Listed records:
* begin *

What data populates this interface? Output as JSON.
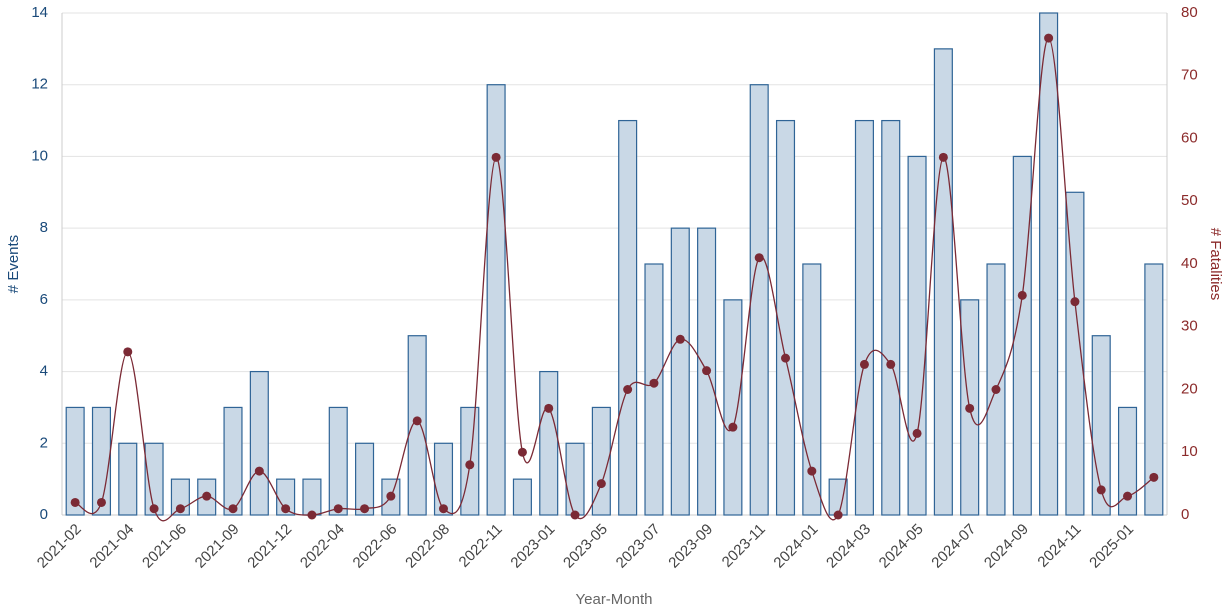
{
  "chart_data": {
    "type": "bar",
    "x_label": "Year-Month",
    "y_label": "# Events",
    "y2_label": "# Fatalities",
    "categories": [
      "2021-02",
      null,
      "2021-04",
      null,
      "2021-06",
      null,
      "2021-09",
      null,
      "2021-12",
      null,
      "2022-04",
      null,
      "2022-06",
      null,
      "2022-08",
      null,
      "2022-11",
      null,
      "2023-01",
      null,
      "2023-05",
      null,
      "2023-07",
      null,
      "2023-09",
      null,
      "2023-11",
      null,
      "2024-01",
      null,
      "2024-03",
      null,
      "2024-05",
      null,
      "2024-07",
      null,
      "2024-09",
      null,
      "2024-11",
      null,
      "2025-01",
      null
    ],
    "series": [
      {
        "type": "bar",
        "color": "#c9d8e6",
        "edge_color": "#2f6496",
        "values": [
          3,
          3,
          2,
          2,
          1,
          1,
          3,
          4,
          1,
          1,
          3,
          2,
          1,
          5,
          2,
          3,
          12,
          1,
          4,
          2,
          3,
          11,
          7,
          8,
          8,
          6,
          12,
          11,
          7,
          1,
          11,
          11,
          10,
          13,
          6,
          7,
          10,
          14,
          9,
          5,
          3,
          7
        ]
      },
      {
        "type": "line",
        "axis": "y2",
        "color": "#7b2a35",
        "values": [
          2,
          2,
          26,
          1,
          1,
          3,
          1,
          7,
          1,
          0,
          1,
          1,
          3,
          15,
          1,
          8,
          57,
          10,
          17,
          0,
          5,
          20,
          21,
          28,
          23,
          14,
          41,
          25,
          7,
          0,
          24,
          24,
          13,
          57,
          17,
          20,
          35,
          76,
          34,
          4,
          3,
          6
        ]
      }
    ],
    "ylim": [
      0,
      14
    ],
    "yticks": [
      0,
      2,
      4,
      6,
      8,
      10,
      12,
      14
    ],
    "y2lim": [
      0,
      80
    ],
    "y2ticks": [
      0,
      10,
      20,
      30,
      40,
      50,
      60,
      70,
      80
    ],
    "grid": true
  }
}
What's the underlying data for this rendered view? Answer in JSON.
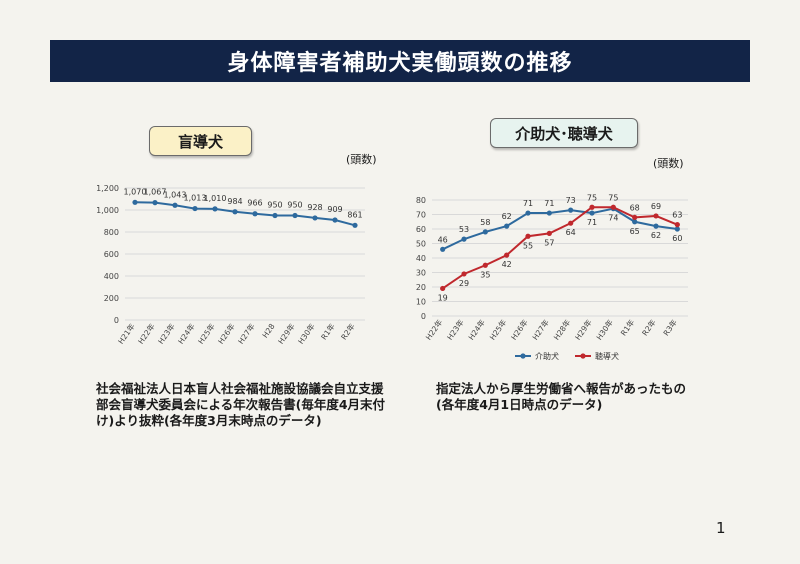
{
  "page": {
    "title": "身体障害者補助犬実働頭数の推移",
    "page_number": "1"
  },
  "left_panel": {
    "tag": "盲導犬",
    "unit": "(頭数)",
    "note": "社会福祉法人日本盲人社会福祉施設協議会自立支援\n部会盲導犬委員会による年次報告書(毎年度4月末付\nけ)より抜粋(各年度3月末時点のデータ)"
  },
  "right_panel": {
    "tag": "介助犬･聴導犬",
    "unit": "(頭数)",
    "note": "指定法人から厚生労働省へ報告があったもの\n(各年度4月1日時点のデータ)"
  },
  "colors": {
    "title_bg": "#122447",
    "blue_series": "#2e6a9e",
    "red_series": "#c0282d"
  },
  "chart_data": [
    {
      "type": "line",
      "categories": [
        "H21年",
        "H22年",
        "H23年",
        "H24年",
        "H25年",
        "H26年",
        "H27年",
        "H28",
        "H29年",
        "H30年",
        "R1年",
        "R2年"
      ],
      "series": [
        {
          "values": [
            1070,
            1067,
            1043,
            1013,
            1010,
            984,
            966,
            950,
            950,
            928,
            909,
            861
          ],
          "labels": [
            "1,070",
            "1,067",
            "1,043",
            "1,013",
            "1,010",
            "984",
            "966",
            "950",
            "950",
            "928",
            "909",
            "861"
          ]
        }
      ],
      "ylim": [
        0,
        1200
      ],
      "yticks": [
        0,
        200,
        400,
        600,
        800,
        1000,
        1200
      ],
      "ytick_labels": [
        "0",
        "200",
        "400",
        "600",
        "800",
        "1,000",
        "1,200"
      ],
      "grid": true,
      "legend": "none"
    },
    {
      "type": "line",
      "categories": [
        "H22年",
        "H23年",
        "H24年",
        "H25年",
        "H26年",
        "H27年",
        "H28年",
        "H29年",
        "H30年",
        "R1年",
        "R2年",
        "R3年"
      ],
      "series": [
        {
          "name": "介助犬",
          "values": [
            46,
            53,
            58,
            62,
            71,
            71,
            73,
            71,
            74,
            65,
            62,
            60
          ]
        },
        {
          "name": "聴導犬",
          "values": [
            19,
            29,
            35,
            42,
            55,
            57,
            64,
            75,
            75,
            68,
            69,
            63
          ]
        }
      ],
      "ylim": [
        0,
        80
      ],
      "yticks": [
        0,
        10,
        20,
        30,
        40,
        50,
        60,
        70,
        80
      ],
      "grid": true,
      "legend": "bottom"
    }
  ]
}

* end *

Requirement:
Copy out every line from the material above in which the word "note" appears.

Exercise solution:
    "note": "社会福祉法人日本盲人社会福祉施設協議会自立支援\n部会盲導犬委員会による年次報告書(毎年度4月末付\nけ)より抜粋(各年度3月末時点のデータ)"
    "note": "指定法人から厚生労働省へ報告があったもの\n(各年度4月1日時点のデータ)"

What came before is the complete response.